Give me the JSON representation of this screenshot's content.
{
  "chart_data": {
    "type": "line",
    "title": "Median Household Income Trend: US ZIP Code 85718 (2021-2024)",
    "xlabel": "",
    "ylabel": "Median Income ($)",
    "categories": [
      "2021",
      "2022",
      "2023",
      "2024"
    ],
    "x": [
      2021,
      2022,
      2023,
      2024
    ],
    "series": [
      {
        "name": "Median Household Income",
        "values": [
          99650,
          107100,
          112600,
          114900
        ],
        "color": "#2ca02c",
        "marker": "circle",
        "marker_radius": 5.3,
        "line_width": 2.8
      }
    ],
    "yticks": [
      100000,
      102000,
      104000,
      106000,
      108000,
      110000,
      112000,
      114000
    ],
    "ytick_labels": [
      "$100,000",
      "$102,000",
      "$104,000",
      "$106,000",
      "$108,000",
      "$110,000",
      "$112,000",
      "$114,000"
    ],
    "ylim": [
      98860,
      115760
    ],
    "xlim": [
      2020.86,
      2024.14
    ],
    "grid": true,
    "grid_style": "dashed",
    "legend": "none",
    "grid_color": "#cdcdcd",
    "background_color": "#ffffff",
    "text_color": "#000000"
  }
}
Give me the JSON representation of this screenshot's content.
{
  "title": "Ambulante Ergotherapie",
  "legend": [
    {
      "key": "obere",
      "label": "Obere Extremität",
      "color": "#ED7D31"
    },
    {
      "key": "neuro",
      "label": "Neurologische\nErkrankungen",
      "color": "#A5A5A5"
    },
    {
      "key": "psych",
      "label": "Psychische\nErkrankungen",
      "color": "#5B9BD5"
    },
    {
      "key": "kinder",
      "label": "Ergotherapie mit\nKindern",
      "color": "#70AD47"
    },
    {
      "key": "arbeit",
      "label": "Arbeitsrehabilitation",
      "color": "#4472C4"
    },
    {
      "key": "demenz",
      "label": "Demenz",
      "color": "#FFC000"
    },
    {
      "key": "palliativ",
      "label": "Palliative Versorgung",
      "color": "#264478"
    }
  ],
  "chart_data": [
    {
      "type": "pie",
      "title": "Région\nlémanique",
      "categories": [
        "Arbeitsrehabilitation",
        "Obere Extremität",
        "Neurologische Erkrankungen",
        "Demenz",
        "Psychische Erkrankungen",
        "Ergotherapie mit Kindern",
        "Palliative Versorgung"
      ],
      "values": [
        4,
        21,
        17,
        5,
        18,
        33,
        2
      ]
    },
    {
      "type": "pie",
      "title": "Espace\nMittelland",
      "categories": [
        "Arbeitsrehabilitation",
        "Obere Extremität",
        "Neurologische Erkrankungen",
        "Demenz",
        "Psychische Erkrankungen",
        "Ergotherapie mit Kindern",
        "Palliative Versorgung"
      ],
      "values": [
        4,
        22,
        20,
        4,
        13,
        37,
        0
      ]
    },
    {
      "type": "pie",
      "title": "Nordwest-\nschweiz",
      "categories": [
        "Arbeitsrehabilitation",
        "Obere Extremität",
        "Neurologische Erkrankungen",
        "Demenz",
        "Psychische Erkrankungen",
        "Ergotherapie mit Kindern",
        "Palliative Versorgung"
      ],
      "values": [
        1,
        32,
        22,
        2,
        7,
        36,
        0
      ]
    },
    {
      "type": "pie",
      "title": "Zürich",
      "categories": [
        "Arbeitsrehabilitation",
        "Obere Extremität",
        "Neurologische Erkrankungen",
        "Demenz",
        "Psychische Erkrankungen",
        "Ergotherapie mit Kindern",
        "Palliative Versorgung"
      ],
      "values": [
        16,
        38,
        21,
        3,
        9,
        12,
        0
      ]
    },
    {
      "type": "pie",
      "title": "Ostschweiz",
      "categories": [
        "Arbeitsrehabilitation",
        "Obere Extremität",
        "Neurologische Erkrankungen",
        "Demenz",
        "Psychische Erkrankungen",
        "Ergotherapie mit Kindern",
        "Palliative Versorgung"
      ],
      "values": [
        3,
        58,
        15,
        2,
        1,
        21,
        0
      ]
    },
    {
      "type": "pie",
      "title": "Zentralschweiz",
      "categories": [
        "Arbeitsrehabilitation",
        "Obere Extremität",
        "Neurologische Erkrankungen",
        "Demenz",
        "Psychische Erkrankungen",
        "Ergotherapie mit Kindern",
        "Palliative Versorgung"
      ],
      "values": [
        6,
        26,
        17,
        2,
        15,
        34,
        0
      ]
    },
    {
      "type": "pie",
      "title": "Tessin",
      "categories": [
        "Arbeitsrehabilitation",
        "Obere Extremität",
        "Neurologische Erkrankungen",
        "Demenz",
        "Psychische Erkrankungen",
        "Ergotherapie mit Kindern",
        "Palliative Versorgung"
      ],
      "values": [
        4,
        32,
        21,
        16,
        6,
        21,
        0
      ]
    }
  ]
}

--------

Directions ::
Reproduce the material exactly, with every line intact.

Finished answer ::
Give me the JSON representation of this screenshot's content.
{
  "chart_data": {
    "type": "line",
    "title": "Median Household Income Trend: US ZIP Code 85718 (2021-2024)",
    "xlabel": "",
    "ylabel": "Median Income ($)",
    "categories": [
      "2021",
      "2022",
      "2023",
      "2024"
    ],
    "x": [
      2021,
      2022,
      2023,
      2024
    ],
    "series": [
      {
        "name": "Median Household Income",
        "values": [
          99650,
          107100,
          112600,
          114900
        ],
        "color": "#2ca02c",
        "marker": "circle",
        "marker_radius": 5.3,
        "line_width": 2.8
      }
    ],
    "yticks": [
      100000,
      102000,
      104000,
      106000,
      108000,
      110000,
      112000,
      114000
    ],
    "ytick_labels": [
      "$100,000",
      "$102,000",
      "$104,000",
      "$106,000",
      "$108,000",
      "$110,000",
      "$112,000",
      "$114,000"
    ],
    "ylim": [
      98860,
      115760
    ],
    "xlim": [
      2020.86,
      2024.14
    ],
    "grid": true,
    "grid_style": "dashed",
    "legend": "none",
    "grid_color": "#cdcdcd",
    "background_color": "#ffffff",
    "text_color": "#000000"
  }
}
Give me the JSON representation of this screenshot's content.
{
  "title": "Ambulante Ergotherapie",
  "legend": [
    {
      "key": "obere",
      "label": "Obere Extremität",
      "color": "#ED7D31"
    },
    {
      "key": "neuro",
      "label": "Neurologische\nErkrankungen",
      "color": "#A5A5A5"
    },
    {
      "key": "psych",
      "label": "Psychische\nErkrankungen",
      "color": "#5B9BD5"
    },
    {
      "key": "kinder",
      "label": "Ergotherapie mit\nKindern",
      "color": "#70AD47"
    },
    {
      "key": "arbeit",
      "label": "Arbeitsrehabilitation",
      "color": "#4472C4"
    },
    {
      "key": "demenz",
      "label": "Demenz",
      "color": "#FFC000"
    },
    {
      "key": "palliativ",
      "label": "Palliative Versorgung",
      "color": "#264478"
    }
  ],
  "chart_data": [
    {
      "type": "pie",
      "title": "Région\nlémanique",
      "categories": [
        "Arbeitsrehabilitation",
        "Obere Extremität",
        "Neurologische Erkrankungen",
        "Demenz",
        "Psychische Erkrankungen",
        "Ergotherapie mit Kindern",
        "Palliative Versorgung"
      ],
      "values": [
        4,
        21,
        17,
        5,
        18,
        33,
        2
      ]
    },
    {
      "type": "pie",
      "title": "Espace\nMittelland",
      "categories": [
        "Arbeitsrehabilitation",
        "Obere Extremität",
        "Neurologische Erkrankungen",
        "Demenz",
        "Psychische Erkrankungen",
        "Ergotherapie mit Kindern",
        "Palliative Versorgung"
      ],
      "values": [
        4,
        22,
        20,
        4,
        13,
        37,
        0
      ]
    },
    {
      "type": "pie",
      "title": "Nordwest-\nschweiz",
      "categories": [
        "Arbeitsrehabilitation",
        "Obere Extremität",
        "Neurologische Erkrankungen",
        "Demenz",
        "Psychische Erkrankungen",
        "Ergotherapie mit Kindern",
        "Palliative Versorgung"
      ],
      "values": [
        1,
        32,
        22,
        2,
        7,
        36,
        0
      ]
    },
    {
      "type": "pie",
      "title": "Zürich",
      "categories": [
        "Arbeitsrehabilitation",
        "Obere Extremität",
        "Neurologische Erkrankungen",
        "Demenz",
        "Psychische Erkrankungen",
        "Ergotherapie mit Kindern",
        "Palliative Versorgung"
      ],
      "values": [
        16,
        38,
        21,
        3,
        9,
        12,
        0
      ]
    },
    {
      "type": "pie",
      "title": "Ostschweiz",
      "categories": [
        "Arbeitsrehabilitation",
        "Obere Extremität",
        "Neurologische Erkrankungen",
        "Demenz",
        "Psychische Erkrankungen",
        "Ergotherapie mit Kindern",
        "Palliative Versorgung"
      ],
      "values": [
        3,
        58,
        15,
        2,
        1,
        21,
        0
      ]
    },
    {
      "type": "pie",
      "title": "Zentralschweiz",
      "categories": [
        "Arbeitsrehabilitation",
        "Obere Extremität",
        "Neurologische Erkrankungen",
        "Demenz",
        "Psychische Erkrankungen",
        "Ergotherapie mit Kindern",
        "Palliative Versorgung"
      ],
      "values": [
        6,
        26,
        17,
        2,
        15,
        34,
        0
      ]
    },
    {
      "type": "pie",
      "title": "Tessin",
      "categories": [
        "Arbeitsrehabilitation",
        "Obere Extremität",
        "Neurologische Erkrankungen",
        "Demenz",
        "Psychische Erkrankungen",
        "Ergotherapie mit Kindern",
        "Palliative Versorgung"
      ],
      "values": [
        4,
        32,
        21,
        16,
        6,
        21,
        0
      ]
    }
  ]
}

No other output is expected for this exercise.